Do this
Gather the lines from the material that contain "城西萬子夏".

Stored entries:
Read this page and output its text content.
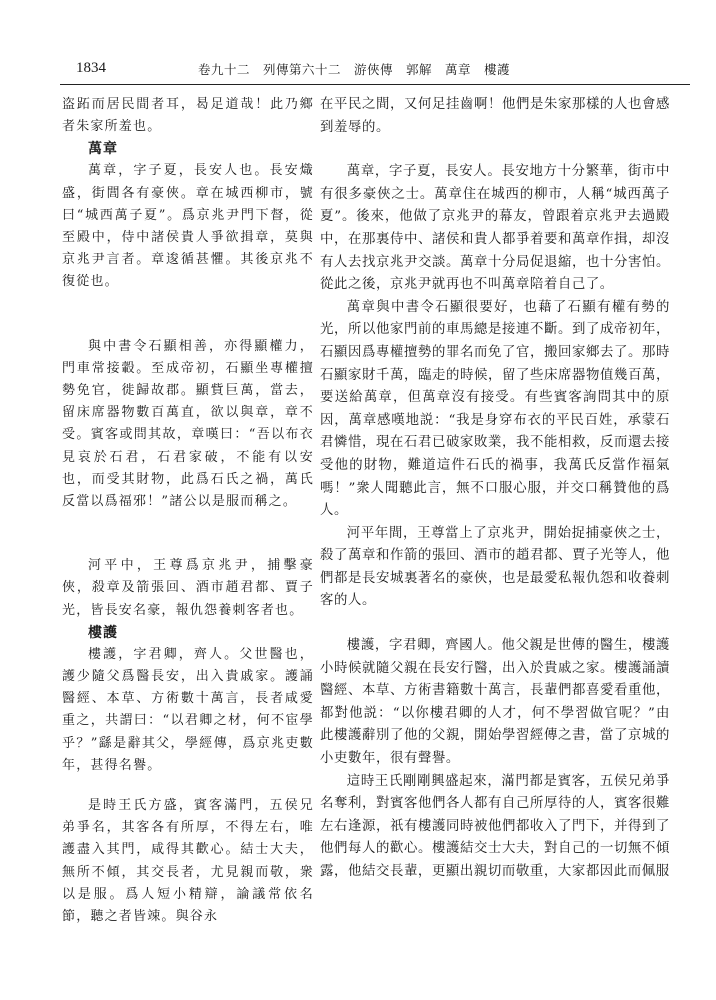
1834	卷九十二　列傳第六十二　游俠傳　郭解　萬章　樓護

盗跖而居民間者耳，曷足道哉！此乃鄉者朱家所羞也。

萬章

萬章，字子夏，長安人也。長安熾盛，街閭各有豪俠。章在城西柳市，號曰“城西萬子夏”。爲京兆尹門下督，從至殿中，侍中諸侯貴人爭欲揖章，莫與京兆尹言者。章逡循甚懼。其後京兆不復從也。

與中書令石顯相善，亦得顯權力，門車常接轂。至成帝初，石顯坐專權擅勢免官，徙歸故郡。顯貲巨萬，當去，留床席器物數百萬直，欲以與章，章不受。賓客或問其故，章嘆曰：“吾以布衣見哀於石君，石君家破，不能有以安也，而受其財物，此爲石氏之禍，萬氏反當以爲福邪！”諸公以是服而稱之。

河平中，王尊爲京兆尹，捕擊豪俠，殺章及箭張回、酒市趙君都、賈子光，皆長安名豪，報仇怨養刺客者也。

樓護

樓護，字君卿，齊人。父世醫也，護少隨父爲醫長安，出入貴戚家。護誦醫經、本草、方術數十萬言，長者咸愛重之，共謂曰：“以君卿之材，何不宦學乎？”繇是辭其父，學經傳，爲京兆吏數年，甚得名譽。

是時王氏方盛，賓客滿門，五侯兄弟爭名，其客各有所厚，不得左右，唯護盡入其門，咸得其歡心。結士大夫，無所不傾，其交長者，尤見親而敬，衆以是服。爲人短小精辯，論議常依名節，聽之者皆竦。與谷永

在平民之間，又何足挂齒啊！他們是朱家那樣的人也會感到羞辱的。

萬章，字子夏，長安人。長安地方十分繁華，街市中有很多豪俠之士。萬章住在城西的柳市，人稱“城西萬子夏”。後來，他做了京兆尹的幕友，曾跟着京兆尹去過殿中，在那裏侍中、諸侯和貴人都爭着要和萬章作揖，却沒有人去找京兆尹交談。萬章十分局促退縮，也十分害怕。從此之後，京兆尹就再也不叫萬章陪着自己了。

萬章與中書令石顯很要好，也藉了石顯有權有勢的光，所以他家門前的車馬總是接連不斷。到了成帝初年，石顯因爲專權擅勢的罪名而免了官，搬回家鄉去了。那時石顯家財千萬，臨走的時候，留了些床席器物值幾百萬，要送給萬章，但萬章沒有接受。有些賓客詢問其中的原因，萬章感嘆地説：“我是身穿布衣的平民百姓，承蒙石君憐惜，現在石君已破家敗業，我不能相救，反而還去接受他的財物，難道這件石氏的禍事，我萬氏反當作福氣嗎！”衆人聞聽此言，無不口服心服，并交口稱贊他的爲人。

河平年間，王尊當上了京兆尹，開始捉捕豪俠之士，殺了萬章和作箭的張回、酒市的趙君都、賈子光等人，他們都是長安城裏著名的豪俠，也是最愛私報仇怨和收養刺客的人。

樓護，字君卿，齊國人。他父親是世傳的醫生，樓護小時候就隨父親在長安行醫，出入於貴戚之家。樓護誦讀醫經、本草、方術書籍數十萬言，長輩們都喜愛看重他，都對他説：“以你樓君卿的人才，何不學習做官呢？”由此樓護辭別了他的父親，開始學習經傳之書，當了京城的小吏數年，很有聲譽。

這時王氏剛剛興盛起來，滿門都是賓客，五侯兄弟爭名奪利，對賓客他們各人都有自己所厚待的人，賓客很難左右逢源，祇有樓護同時被他們都收入了門下，并得到了他們每人的歡心。樓護結交士大夫，對自己的一切無不傾露，他結交長輩，更顯出親切而敬重，大家都因此而佩服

The response
萬章，字子夏，長安人也。長安熾盛，街閭各有豪俠。章在城西柳市，號曰“城西萬子夏”。爲京兆尹門下督，從至殿中，侍中諸侯貴人爭欲揖章，莫與京兆尹言者。章逡循甚懼。其後京兆不復從也。
萬章，字子夏，長安人。長安地方十分繁華，街市中有很多豪俠之士。萬章住在城西的柳市，人稱“城西萬子夏”。後來，他做了京兆尹的幕友，曾跟着京兆尹去過殿中，在那裏侍中、諸侯和貴人都爭着要和萬章作揖，却沒有人去找京兆尹交談。萬章十分局促退縮，也十分害怕。從此之後，京兆尹就再也不叫萬章陪着自己了。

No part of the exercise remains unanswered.